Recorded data
================================

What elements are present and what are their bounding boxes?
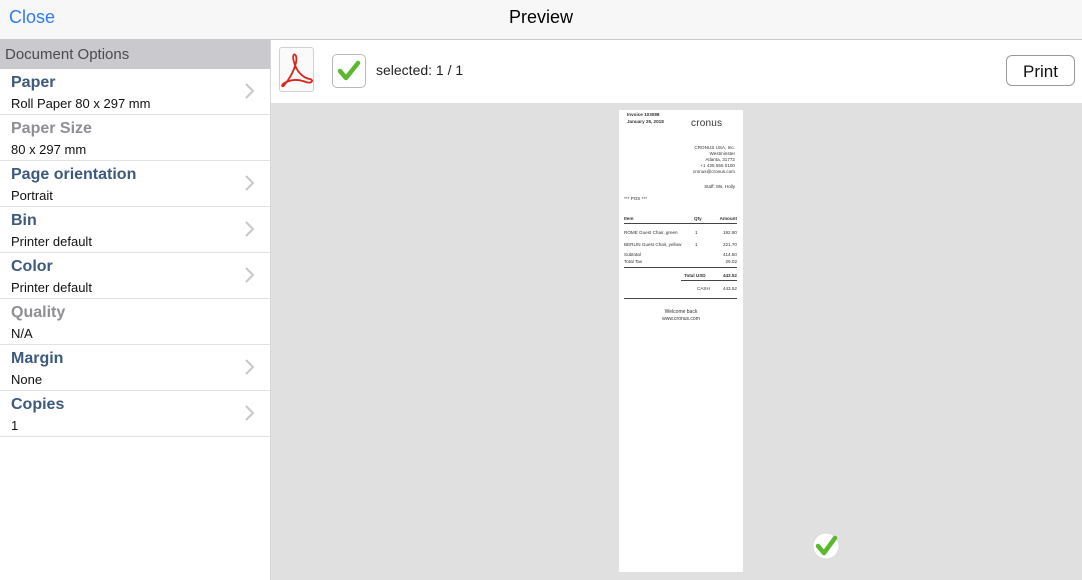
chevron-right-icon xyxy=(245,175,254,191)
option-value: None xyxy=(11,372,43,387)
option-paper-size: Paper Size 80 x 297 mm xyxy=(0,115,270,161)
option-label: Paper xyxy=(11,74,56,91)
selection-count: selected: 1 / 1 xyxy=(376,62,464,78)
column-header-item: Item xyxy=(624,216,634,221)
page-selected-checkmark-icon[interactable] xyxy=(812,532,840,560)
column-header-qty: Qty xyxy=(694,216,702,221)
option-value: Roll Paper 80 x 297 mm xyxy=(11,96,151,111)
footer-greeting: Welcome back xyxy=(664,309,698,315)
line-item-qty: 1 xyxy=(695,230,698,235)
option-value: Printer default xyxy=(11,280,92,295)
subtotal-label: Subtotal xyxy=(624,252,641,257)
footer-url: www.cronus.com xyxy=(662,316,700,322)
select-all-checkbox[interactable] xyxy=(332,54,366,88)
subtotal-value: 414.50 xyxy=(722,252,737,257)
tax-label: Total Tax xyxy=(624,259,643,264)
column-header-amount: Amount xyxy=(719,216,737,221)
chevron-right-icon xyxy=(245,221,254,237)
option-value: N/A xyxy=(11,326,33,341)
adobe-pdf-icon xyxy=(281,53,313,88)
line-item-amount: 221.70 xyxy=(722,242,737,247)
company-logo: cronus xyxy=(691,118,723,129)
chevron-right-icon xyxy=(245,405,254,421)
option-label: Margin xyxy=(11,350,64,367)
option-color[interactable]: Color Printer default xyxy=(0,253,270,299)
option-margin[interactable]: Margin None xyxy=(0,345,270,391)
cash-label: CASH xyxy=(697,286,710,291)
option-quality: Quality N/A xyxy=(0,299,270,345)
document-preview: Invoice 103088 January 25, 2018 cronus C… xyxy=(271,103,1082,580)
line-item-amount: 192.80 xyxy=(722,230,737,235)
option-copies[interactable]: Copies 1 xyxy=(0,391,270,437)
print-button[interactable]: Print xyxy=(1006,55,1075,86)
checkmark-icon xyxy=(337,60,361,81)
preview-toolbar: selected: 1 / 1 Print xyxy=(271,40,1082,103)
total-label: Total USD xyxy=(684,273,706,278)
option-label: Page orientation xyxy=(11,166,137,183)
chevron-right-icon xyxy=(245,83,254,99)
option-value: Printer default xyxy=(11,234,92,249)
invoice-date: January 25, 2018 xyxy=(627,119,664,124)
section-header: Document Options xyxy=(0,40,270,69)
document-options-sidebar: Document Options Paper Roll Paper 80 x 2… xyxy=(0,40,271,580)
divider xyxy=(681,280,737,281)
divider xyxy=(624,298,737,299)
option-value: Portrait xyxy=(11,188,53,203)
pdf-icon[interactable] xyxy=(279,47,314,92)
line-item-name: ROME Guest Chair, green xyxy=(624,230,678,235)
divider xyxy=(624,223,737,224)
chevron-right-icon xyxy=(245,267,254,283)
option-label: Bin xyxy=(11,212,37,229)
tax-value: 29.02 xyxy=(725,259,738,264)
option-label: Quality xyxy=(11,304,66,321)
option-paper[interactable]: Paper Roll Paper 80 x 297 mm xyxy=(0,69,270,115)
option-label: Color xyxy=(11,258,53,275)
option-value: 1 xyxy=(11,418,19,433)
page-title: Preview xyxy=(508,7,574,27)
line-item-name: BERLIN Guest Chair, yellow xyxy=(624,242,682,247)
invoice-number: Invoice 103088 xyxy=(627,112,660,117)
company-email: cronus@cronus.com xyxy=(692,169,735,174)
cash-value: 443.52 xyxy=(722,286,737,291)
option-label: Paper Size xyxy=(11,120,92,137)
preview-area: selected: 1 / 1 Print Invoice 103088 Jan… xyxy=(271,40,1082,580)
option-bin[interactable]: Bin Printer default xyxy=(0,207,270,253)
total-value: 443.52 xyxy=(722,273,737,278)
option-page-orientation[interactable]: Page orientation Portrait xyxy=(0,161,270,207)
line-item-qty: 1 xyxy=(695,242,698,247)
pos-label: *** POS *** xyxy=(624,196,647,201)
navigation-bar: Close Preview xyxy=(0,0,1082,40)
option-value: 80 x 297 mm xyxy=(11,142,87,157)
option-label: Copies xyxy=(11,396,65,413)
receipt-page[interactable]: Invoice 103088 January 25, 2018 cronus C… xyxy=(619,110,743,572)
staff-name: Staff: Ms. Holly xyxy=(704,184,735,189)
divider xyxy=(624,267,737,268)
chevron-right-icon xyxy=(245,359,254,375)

================================

Copy out every line of the records above word for word, keeping their order. Leave out the picture.

TASK RESPONSE:
What elements are present and what are their bounding boxes?
chevron-right-icon xyxy=(245,175,254,191)
option-value: None xyxy=(11,372,43,387)
option-paper-size: Paper Size 80 x 297 mm xyxy=(0,115,270,161)
option-label: Paper xyxy=(11,74,56,91)
selection-count: selected: 1 / 1 xyxy=(376,62,464,78)
column-header-item: Item xyxy=(624,216,634,221)
page-selected-checkmark-icon[interactable] xyxy=(812,532,840,560)
column-header-qty: Qty xyxy=(694,216,702,221)
option-value: Roll Paper 80 x 297 mm xyxy=(11,96,151,111)
footer-greeting: Welcome back xyxy=(664,309,698,315)
line-item-qty: 1 xyxy=(695,230,698,235)
option-value: Printer default xyxy=(11,280,92,295)
subtotal-label: Subtotal xyxy=(624,252,641,257)
footer-url: www.cronus.com xyxy=(662,316,700,322)
select-all-checkbox[interactable] xyxy=(332,54,366,88)
subtotal-value: 414.50 xyxy=(722,252,737,257)
tax-label: Total Tax xyxy=(624,259,643,264)
column-header-amount: Amount xyxy=(719,216,737,221)
chevron-right-icon xyxy=(245,221,254,237)
option-value: N/A xyxy=(11,326,33,341)
adobe-pdf-icon xyxy=(281,53,313,88)
line-item-amount: 221.70 xyxy=(722,242,737,247)
company-logo: cronus xyxy=(691,118,723,129)
chevron-right-icon xyxy=(245,405,254,421)
option-label: Margin xyxy=(11,350,64,367)
option-color[interactable]: Color Printer default xyxy=(0,253,270,299)
option-margin[interactable]: Margin None xyxy=(0,345,270,391)
cash-label: CASH xyxy=(697,286,710,291)
option-quality: Quality N/A xyxy=(0,299,270,345)
document-preview: Invoice 103088 January 25, 2018 cronus C… xyxy=(271,103,1082,580)
line-item-amount: 192.80 xyxy=(722,230,737,235)
option-copies[interactable]: Copies 1 xyxy=(0,391,270,437)
print-button[interactable]: Print xyxy=(1006,55,1075,86)
checkmark-icon xyxy=(337,60,361,81)
preview-toolbar: selected: 1 / 1 Print xyxy=(271,40,1082,103)
total-label: Total USD xyxy=(684,273,706,278)
option-label: Page orientation xyxy=(11,166,137,183)
chevron-right-icon xyxy=(245,83,254,99)
option-value: Printer default xyxy=(11,234,92,249)
invoice-date: January 25, 2018 xyxy=(627,119,664,124)
section-header: Document Options xyxy=(0,40,270,69)
document-options-sidebar: Document Options Paper Roll Paper 80 x 2… xyxy=(0,40,271,580)
divider xyxy=(681,280,737,281)
divider xyxy=(624,298,737,299)
option-value: Portrait xyxy=(11,188,53,203)
pdf-icon[interactable] xyxy=(279,47,314,92)
line-item-name: ROME Guest Chair, green xyxy=(624,230,678,235)
divider xyxy=(624,223,737,224)
chevron-right-icon xyxy=(245,267,254,283)
option-label: Bin xyxy=(11,212,37,229)
tax-value: 29.02 xyxy=(725,259,738,264)
option-label: Quality xyxy=(11,304,66,321)
option-paper[interactable]: Paper Roll Paper 80 x 297 mm xyxy=(0,69,270,115)
option-label: Color xyxy=(11,258,53,275)
option-value: 1 xyxy=(11,418,19,433)
page-title: Preview xyxy=(508,7,574,27)
line-item-name: BERLIN Guest Chair, yellow xyxy=(624,242,682,247)
invoice-number: Invoice 103088 xyxy=(627,112,660,117)
company-email: cronus@cronus.com xyxy=(692,169,735,174)
cash-value: 443.52 xyxy=(722,286,737,291)
option-label: Paper Size xyxy=(11,120,92,137)
preview-area: selected: 1 / 1 Print Invoice 103088 Jan… xyxy=(271,40,1082,580)
option-bin[interactable]: Bin Printer default xyxy=(0,207,270,253)
total-value: 443.52 xyxy=(722,273,737,278)
option-page-orientation[interactable]: Page orientation Portrait xyxy=(0,161,270,207)
line-item-qty: 1 xyxy=(695,242,698,247)
pos-label: *** POS *** xyxy=(624,196,647,201)
navigation-bar: Close Preview xyxy=(0,0,1082,40)
option-value: 80 x 297 mm xyxy=(11,142,87,157)
option-label: Copies xyxy=(11,396,65,413)
receipt-page[interactable]: Invoice 103088 January 25, 2018 cronus C… xyxy=(619,110,743,572)
staff-name: Staff: Ms. Holly xyxy=(704,184,735,189)
divider xyxy=(624,267,737,268)
chevron-right-icon xyxy=(245,359,254,375)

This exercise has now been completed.